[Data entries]

'''

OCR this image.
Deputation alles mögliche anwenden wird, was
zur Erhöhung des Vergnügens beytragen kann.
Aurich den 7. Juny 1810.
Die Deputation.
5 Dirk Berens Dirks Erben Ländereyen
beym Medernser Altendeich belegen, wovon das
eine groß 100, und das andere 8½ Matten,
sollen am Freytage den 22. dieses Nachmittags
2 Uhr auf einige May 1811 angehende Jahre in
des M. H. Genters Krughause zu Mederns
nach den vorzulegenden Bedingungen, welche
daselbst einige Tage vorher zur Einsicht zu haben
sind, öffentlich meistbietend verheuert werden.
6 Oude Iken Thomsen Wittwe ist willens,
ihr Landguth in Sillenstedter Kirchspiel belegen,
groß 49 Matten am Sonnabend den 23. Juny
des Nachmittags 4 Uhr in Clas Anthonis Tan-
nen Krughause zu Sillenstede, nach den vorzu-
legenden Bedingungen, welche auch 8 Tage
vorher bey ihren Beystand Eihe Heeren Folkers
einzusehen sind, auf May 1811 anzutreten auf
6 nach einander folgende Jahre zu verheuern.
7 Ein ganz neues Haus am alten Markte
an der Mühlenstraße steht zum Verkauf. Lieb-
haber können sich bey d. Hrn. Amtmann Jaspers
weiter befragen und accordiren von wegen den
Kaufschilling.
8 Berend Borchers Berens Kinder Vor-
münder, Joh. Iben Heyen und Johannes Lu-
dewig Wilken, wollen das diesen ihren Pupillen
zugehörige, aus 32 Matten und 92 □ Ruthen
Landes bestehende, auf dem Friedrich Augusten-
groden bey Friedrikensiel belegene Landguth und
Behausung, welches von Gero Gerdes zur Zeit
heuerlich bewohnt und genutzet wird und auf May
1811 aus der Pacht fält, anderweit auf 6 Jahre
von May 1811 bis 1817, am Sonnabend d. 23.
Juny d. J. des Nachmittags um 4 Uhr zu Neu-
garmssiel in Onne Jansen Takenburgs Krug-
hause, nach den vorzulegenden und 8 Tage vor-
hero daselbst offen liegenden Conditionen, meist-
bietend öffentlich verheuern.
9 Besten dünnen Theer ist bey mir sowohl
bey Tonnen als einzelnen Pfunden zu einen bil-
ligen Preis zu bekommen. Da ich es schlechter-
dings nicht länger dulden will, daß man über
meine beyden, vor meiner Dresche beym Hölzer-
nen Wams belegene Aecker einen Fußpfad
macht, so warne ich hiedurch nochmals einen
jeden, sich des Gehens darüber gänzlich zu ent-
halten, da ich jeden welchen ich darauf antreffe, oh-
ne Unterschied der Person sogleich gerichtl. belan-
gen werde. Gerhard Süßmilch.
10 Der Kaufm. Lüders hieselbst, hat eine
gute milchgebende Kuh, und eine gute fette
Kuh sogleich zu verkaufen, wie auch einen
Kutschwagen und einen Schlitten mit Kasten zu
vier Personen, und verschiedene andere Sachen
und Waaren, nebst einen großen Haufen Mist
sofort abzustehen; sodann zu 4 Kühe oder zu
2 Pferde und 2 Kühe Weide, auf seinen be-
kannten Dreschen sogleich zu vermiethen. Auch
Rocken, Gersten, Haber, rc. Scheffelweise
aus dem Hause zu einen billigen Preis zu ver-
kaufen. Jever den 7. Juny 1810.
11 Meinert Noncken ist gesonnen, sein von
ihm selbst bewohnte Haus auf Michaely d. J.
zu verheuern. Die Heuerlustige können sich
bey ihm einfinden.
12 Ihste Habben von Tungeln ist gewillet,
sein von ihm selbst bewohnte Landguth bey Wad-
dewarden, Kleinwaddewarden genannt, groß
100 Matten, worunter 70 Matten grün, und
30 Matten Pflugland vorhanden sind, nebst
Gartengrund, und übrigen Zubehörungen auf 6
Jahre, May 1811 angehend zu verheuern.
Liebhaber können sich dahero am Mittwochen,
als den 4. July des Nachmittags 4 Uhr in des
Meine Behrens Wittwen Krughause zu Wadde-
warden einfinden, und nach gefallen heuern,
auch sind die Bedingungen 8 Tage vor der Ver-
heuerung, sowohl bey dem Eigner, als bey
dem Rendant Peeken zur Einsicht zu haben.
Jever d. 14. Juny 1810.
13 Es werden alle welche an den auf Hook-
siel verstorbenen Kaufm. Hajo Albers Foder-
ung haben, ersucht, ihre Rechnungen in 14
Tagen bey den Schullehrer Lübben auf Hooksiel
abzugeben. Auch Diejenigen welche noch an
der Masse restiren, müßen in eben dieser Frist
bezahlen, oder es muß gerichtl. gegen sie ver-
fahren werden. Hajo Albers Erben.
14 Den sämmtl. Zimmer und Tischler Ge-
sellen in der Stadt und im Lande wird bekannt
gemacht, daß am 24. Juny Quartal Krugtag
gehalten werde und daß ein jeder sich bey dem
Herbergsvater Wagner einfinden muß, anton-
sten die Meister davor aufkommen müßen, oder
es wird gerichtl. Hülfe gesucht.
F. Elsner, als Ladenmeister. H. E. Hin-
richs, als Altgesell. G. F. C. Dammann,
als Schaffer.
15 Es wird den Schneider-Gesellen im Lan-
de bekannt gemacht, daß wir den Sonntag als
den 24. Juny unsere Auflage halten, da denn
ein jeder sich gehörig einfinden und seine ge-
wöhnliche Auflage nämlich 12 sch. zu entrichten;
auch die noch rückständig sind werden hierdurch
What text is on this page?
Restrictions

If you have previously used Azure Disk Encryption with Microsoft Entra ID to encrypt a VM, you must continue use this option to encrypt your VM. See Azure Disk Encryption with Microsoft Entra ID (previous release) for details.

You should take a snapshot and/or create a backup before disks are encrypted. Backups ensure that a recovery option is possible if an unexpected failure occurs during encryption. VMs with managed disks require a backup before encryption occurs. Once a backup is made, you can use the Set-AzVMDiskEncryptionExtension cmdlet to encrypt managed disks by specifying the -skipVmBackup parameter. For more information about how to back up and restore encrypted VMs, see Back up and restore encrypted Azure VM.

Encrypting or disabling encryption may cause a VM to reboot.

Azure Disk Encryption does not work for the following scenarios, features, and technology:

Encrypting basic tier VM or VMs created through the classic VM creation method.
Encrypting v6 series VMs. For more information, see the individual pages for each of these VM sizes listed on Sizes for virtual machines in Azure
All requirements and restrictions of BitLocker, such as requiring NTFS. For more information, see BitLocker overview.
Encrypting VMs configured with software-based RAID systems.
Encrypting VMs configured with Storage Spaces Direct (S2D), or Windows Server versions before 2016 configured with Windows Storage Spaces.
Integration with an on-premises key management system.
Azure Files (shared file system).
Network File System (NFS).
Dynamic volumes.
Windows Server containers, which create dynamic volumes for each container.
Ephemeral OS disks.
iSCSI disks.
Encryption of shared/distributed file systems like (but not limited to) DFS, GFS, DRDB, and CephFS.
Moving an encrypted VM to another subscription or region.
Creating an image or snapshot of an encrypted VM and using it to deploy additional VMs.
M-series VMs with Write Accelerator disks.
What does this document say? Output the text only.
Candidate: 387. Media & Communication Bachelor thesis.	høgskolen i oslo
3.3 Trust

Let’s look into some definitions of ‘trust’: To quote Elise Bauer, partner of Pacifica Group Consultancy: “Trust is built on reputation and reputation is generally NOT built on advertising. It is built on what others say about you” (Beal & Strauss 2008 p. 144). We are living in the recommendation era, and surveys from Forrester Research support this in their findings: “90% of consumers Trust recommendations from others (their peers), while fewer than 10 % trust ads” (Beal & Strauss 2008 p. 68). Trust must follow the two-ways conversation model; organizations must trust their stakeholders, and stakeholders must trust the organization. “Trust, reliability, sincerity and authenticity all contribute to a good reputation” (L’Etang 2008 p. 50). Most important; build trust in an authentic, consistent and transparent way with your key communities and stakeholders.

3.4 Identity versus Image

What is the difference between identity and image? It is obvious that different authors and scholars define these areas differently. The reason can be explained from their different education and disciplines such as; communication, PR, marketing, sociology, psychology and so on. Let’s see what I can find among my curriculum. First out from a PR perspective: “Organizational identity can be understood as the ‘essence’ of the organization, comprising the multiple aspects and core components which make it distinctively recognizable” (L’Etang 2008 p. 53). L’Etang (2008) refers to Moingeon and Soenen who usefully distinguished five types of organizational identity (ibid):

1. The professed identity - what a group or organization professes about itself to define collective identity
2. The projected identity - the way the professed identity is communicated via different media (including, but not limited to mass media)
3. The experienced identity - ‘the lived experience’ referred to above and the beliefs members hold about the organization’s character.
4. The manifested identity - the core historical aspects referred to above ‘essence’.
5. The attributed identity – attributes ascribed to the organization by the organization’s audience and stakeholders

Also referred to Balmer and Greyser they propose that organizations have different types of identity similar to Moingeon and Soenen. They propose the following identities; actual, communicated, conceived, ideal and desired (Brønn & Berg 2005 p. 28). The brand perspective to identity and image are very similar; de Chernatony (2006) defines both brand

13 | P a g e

'''

[Task instructions]: Give the count of lines containing "beym", with no added text.

[Task response]: 2